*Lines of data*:
— begin —

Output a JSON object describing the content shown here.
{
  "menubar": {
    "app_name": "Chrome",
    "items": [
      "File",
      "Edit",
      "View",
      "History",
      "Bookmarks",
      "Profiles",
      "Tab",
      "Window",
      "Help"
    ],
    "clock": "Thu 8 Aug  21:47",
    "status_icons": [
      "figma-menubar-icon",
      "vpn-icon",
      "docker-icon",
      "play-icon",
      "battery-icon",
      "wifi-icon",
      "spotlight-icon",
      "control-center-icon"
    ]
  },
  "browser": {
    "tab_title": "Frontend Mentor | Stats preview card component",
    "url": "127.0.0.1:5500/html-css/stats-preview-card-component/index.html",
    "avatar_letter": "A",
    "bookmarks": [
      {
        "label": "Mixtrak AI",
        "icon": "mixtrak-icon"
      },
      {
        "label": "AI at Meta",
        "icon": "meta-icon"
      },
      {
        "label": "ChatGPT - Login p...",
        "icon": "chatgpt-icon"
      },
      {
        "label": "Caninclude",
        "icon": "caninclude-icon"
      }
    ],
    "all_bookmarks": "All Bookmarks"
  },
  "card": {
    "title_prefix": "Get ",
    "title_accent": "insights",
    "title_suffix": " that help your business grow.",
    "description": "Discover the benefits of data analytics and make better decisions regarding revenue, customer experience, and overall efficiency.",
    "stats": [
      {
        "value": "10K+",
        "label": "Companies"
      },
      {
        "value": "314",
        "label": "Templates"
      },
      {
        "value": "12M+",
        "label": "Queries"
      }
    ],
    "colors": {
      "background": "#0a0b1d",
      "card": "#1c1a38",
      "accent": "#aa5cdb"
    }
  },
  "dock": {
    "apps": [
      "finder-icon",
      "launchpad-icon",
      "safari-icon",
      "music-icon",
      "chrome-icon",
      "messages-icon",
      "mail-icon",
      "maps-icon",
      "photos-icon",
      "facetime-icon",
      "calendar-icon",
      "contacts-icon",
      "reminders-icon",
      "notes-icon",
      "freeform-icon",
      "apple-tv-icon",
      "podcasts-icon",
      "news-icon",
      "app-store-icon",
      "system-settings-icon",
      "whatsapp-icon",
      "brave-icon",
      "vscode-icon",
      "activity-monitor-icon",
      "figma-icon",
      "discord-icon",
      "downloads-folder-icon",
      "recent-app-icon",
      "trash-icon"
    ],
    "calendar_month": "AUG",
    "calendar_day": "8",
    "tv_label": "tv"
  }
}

— end —

Restate each entry exactly, skipping none.

Output a JSON object describing the content shown here.
{
  "menubar": {
    "app_name": "Chrome",
    "items": [
      "File",
      "Edit",
      "View",
      "History",
      "Bookmarks",
      "Profiles",
      "Tab",
      "Window",
      "Help"
    ],
    "clock": "Thu 8 Aug  21:47",
    "status_icons": [
      "figma-menubar-icon",
      "vpn-icon",
      "docker-icon",
      "play-icon",
      "battery-icon",
      "wifi-icon",
      "spotlight-icon",
      "control-center-icon"
    ]
  },
  "browser": {
    "tab_title": "Frontend Mentor | Stats preview card component",
    "url": "127.0.0.1:5500/html-css/stats-preview-card-component/index.html",
    "avatar_letter": "A",
    "bookmarks": [
      {
        "label": "Mixtrak AI",
        "icon": "mixtrak-icon"
      },
      {
        "label": "AI at Meta",
        "icon": "meta-icon"
      },
      {
        "label": "ChatGPT - Login p...",
        "icon": "chatgpt-icon"
      },
      {
        "label": "Caninclude",
        "icon": "caninclude-icon"
      }
    ],
    "all_bookmarks": "All Bookmarks"
  },
  "card": {
    "title_prefix": "Get ",
    "title_accent": "insights",
    "title_suffix": " that help your business grow.",
    "description": "Discover the benefits of data analytics and make better decisions regarding revenue, customer experience, and overall efficiency.",
    "stats": [
      {
        "value": "10K+",
        "label": "Companies"
      },
      {
        "value": "314",
        "label": "Templates"
      },
      {
        "value": "12M+",
        "label": "Queries"
      }
    ],
    "colors": {
      "background": "#0a0b1d",
      "card": "#1c1a38",
      "accent": "#aa5cdb"
    }
  },
  "dock": {
    "apps": [
      "finder-icon",
      "launchpad-icon",
      "safari-icon",
      "music-icon",
      "chrome-icon",
      "messages-icon",
      "mail-icon",
      "maps-icon",
      "photos-icon",
      "facetime-icon",
      "calendar-icon",
      "contacts-icon",
      "reminders-icon",
      "notes-icon",
      "freeform-icon",
      "apple-tv-icon",
      "podcasts-icon",
      "news-icon",
      "app-store-icon",
      "system-settings-icon",
      "whatsapp-icon",
      "brave-icon",
      "vscode-icon",
      "activity-monitor-icon",
      "figma-icon",
      "discord-icon",
      "downloads-folder-icon",
      "recent-app-icon",
      "trash-icon"
    ],
    "calendar_month": "AUG",
    "calendar_day": "8",
    "tv_label": "tv"
  }
}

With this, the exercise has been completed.